> **TO DO**
Retype all of the data. Every line must match exactly.
* START DATA FOR THE TASK *
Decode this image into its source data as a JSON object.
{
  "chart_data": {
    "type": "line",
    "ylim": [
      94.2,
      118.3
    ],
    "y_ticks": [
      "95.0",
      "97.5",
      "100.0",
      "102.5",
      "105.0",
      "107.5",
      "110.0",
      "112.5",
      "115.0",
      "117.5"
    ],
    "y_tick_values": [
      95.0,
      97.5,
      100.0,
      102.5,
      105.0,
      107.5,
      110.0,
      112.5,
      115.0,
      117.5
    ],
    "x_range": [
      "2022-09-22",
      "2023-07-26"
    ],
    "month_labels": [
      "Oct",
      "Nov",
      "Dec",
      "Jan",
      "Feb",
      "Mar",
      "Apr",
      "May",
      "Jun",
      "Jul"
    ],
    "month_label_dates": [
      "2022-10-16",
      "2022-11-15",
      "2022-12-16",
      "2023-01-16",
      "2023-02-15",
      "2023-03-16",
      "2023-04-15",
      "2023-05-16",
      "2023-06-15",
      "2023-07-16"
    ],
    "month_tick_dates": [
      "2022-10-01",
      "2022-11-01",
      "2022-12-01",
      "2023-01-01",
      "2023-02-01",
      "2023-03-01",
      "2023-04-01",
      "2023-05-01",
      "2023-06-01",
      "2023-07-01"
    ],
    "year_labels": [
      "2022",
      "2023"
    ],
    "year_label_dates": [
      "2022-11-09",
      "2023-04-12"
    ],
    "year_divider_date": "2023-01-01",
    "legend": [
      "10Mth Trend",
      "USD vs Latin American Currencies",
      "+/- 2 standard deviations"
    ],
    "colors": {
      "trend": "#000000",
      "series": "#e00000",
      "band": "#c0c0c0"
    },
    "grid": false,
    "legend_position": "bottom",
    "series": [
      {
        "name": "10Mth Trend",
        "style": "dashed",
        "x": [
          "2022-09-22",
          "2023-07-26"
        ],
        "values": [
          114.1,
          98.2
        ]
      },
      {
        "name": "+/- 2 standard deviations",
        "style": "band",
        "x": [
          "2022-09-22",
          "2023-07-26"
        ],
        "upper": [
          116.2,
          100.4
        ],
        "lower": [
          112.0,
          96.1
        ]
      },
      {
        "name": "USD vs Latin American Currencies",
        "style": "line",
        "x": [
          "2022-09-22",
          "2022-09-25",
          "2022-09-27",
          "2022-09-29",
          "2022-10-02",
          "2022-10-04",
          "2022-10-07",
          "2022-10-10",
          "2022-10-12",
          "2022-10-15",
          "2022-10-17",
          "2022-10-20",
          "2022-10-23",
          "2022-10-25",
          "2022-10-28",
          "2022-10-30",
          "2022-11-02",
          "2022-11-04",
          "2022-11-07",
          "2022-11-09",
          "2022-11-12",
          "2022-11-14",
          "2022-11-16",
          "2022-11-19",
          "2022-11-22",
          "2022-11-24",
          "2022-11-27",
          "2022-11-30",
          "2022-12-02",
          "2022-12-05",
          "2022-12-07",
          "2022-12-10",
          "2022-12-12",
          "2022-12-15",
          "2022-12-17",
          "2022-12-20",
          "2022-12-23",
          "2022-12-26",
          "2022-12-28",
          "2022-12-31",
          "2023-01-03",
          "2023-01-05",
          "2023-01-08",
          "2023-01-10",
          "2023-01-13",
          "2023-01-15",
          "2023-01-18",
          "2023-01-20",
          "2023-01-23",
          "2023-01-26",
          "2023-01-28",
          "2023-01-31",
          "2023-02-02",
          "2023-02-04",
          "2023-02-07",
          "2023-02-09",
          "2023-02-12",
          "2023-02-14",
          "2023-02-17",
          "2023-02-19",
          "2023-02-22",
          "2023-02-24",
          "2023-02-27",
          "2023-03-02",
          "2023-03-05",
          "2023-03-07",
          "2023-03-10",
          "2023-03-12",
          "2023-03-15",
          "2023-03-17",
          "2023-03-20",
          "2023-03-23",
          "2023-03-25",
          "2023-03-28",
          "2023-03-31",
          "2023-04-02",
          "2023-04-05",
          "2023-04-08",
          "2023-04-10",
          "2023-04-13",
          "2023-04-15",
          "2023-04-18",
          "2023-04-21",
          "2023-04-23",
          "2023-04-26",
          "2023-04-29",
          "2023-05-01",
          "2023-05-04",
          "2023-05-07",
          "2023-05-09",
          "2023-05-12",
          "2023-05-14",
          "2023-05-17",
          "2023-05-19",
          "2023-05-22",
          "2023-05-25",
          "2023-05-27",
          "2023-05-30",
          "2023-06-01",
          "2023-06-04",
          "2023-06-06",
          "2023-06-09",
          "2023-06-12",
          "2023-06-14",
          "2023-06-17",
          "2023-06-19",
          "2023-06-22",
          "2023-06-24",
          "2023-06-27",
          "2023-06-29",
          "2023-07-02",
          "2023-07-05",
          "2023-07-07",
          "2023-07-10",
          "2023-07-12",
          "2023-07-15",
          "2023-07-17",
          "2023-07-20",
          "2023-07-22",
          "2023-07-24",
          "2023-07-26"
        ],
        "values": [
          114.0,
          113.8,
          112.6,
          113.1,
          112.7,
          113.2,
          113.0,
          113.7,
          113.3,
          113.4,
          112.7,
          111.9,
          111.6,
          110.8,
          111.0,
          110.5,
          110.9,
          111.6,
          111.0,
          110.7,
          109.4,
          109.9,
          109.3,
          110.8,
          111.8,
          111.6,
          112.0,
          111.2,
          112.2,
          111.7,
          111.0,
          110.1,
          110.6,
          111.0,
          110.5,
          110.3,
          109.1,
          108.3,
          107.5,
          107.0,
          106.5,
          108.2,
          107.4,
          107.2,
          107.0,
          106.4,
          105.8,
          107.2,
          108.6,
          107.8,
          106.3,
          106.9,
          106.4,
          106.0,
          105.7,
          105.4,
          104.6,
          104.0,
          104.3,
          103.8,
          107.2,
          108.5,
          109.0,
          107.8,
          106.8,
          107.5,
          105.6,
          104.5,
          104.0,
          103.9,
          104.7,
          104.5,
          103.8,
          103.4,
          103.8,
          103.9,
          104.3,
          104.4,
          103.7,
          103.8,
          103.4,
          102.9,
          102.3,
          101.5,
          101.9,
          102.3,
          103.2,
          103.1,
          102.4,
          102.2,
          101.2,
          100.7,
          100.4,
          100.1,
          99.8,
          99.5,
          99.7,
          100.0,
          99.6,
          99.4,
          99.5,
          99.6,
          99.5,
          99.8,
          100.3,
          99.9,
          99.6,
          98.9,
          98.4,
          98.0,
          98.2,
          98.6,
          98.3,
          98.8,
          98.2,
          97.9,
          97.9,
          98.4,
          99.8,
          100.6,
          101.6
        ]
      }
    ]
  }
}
* END DATA FOR THE TASK *
> **RESULT**
Decode this image into its source data as a JSON object.
{
  "chart_data": {
    "type": "line",
    "ylim": [
      94.2,
      118.3
    ],
    "y_ticks": [
      "95.0",
      "97.5",
      "100.0",
      "102.5",
      "105.0",
      "107.5",
      "110.0",
      "112.5",
      "115.0",
      "117.5"
    ],
    "y_tick_values": [
      95.0,
      97.5,
      100.0,
      102.5,
      105.0,
      107.5,
      110.0,
      112.5,
      115.0,
      117.5
    ],
    "x_range": [
      "2022-09-22",
      "2023-07-26"
    ],
    "month_labels": [
      "Oct",
      "Nov",
      "Dec",
      "Jan",
      "Feb",
      "Mar",
      "Apr",
      "May",
      "Jun",
      "Jul"
    ],
    "month_label_dates": [
      "2022-10-16",
      "2022-11-15",
      "2022-12-16",
      "2023-01-16",
      "2023-02-15",
      "2023-03-16",
      "2023-04-15",
      "2023-05-16",
      "2023-06-15",
      "2023-07-16"
    ],
    "month_tick_dates": [
      "2022-10-01",
      "2022-11-01",
      "2022-12-01",
      "2023-01-01",
      "2023-02-01",
      "2023-03-01",
      "2023-04-01",
      "2023-05-01",
      "2023-06-01",
      "2023-07-01"
    ],
    "year_labels": [
      "2022",
      "2023"
    ],
    "year_label_dates": [
      "2022-11-09",
      "2023-04-12"
    ],
    "year_divider_date": "2023-01-01",
    "legend": [
      "10Mth Trend",
      "USD vs Latin American Currencies",
      "+/- 2 standard deviations"
    ],
    "colors": {
      "trend": "#000000",
      "series": "#e00000",
      "band": "#c0c0c0"
    },
    "grid": false,
    "legend_position": "bottom",
    "series": [
      {
        "name": "10Mth Trend",
        "style": "dashed",
        "x": [
          "2022-09-22",
          "2023-07-26"
        ],
        "values": [
          114.1,
          98.2
        ]
      },
      {
        "name": "+/- 2 standard deviations",
        "style": "band",
        "x": [
          "2022-09-22",
          "2023-07-26"
        ],
        "upper": [
          116.2,
          100.4
        ],
        "lower": [
          112.0,
          96.1
        ]
      },
      {
        "name": "USD vs Latin American Currencies",
        "style": "line",
        "x": [
          "2022-09-22",
          "2022-09-25",
          "2022-09-27",
          "2022-09-29",
          "2022-10-02",
          "2022-10-04",
          "2022-10-07",
          "2022-10-10",
          "2022-10-12",
          "2022-10-15",
          "2022-10-17",
          "2022-10-20",
          "2022-10-23",
          "2022-10-25",
          "2022-10-28",
          "2022-10-30",
          "2022-11-02",
          "2022-11-04",
          "2022-11-07",
          "2022-11-09",
          "2022-11-12",
          "2022-11-14",
          "2022-11-16",
          "2022-11-19",
          "2022-11-22",
          "2022-11-24",
          "2022-11-27",
          "2022-11-30",
          "2022-12-02",
          "2022-12-05",
          "2022-12-07",
          "2022-12-10",
          "2022-12-12",
          "2022-12-15",
          "2022-12-17",
          "2022-12-20",
          "2022-12-23",
          "2022-12-26",
          "2022-12-28",
          "2022-12-31",
          "2023-01-03",
          "2023-01-05",
          "2023-01-08",
          "2023-01-10",
          "2023-01-13",
          "2023-01-15",
          "2023-01-18",
          "2023-01-20",
          "2023-01-23",
          "2023-01-26",
          "2023-01-28",
          "2023-01-31",
          "2023-02-02",
          "2023-02-04",
          "2023-02-07",
          "2023-02-09",
          "2023-02-12",
          "2023-02-14",
          "2023-02-17",
          "2023-02-19",
          "2023-02-22",
          "2023-02-24",
          "2023-02-27",
          "2023-03-02",
          "2023-03-05",
          "2023-03-07",
          "2023-03-10",
          "2023-03-12",
          "2023-03-15",
          "2023-03-17",
          "2023-03-20",
          "2023-03-23",
          "2023-03-25",
          "2023-03-28",
          "2023-03-31",
          "2023-04-02",
          "2023-04-05",
          "2023-04-08",
          "2023-04-10",
          "2023-04-13",
          "2023-04-15",
          "2023-04-18",
          "2023-04-21",
          "2023-04-23",
          "2023-04-26",
          "2023-04-29",
          "2023-05-01",
          "2023-05-04",
          "2023-05-07",
          "2023-05-09",
          "2023-05-12",
          "2023-05-14",
          "2023-05-17",
          "2023-05-19",
          "2023-05-22",
          "2023-05-25",
          "2023-05-27",
          "2023-05-30",
          "2023-06-01",
          "2023-06-04",
          "2023-06-06",
          "2023-06-09",
          "2023-06-12",
          "2023-06-14",
          "2023-06-17",
          "2023-06-19",
          "2023-06-22",
          "2023-06-24",
          "2023-06-27",
          "2023-06-29",
          "2023-07-02",
          "2023-07-05",
          "2023-07-07",
          "2023-07-10",
          "2023-07-12",
          "2023-07-15",
          "2023-07-17",
          "2023-07-20",
          "2023-07-22",
          "2023-07-24",
          "2023-07-26"
        ],
        "values": [
          114.0,
          113.8,
          112.6,
          113.1,
          112.7,
          113.2,
          113.0,
          113.7,
          113.3,
          113.4,
          112.7,
          111.9,
          111.6,
          110.8,
          111.0,
          110.5,
          110.9,
          111.6,
          111.0,
          110.7,
          109.4,
          109.9,
          109.3,
          110.8,
          111.8,
          111.6,
          112.0,
          111.2,
          112.2,
          111.7,
          111.0,
          110.1,
          110.6,
          111.0,
          110.5,
          110.3,
          109.1,
          108.3,
          107.5,
          107.0,
          106.5,
          108.2,
          107.4,
          107.2,
          107.0,
          106.4,
          105.8,
          107.2,
          108.6,
          107.8,
          106.3,
          106.9,
          106.4,
          106.0,
          105.7,
          105.4,
          104.6,
          104.0,
          104.3,
          103.8,
          107.2,
          108.5,
          109.0,
          107.8,
          106.8,
          107.5,
          105.6,
          104.5,
          104.0,
          103.9,
          104.7,
          104.5,
          103.8,
          103.4,
          103.8,
          103.9,
          104.3,
          104.4,
          103.7,
          103.8,
          103.4,
          102.9,
          102.3,
          101.5,
          101.9,
          102.3,
          103.2,
          103.1,
          102.4,
          102.2,
          101.2,
          100.7,
          100.4,
          100.1,
          99.8,
          99.5,
          99.7,
          100.0,
          99.6,
          99.4,
          99.5,
          99.6,
          99.5,
          99.8,
          100.3,
          99.9,
          99.6,
          98.9,
          98.4,
          98.0,
          98.2,
          98.6,
          98.3,
          98.8,
          98.2,
          97.9,
          97.9,
          98.4,
          99.8,
          100.6,
          101.6
        ]
      }
    ]
  }
}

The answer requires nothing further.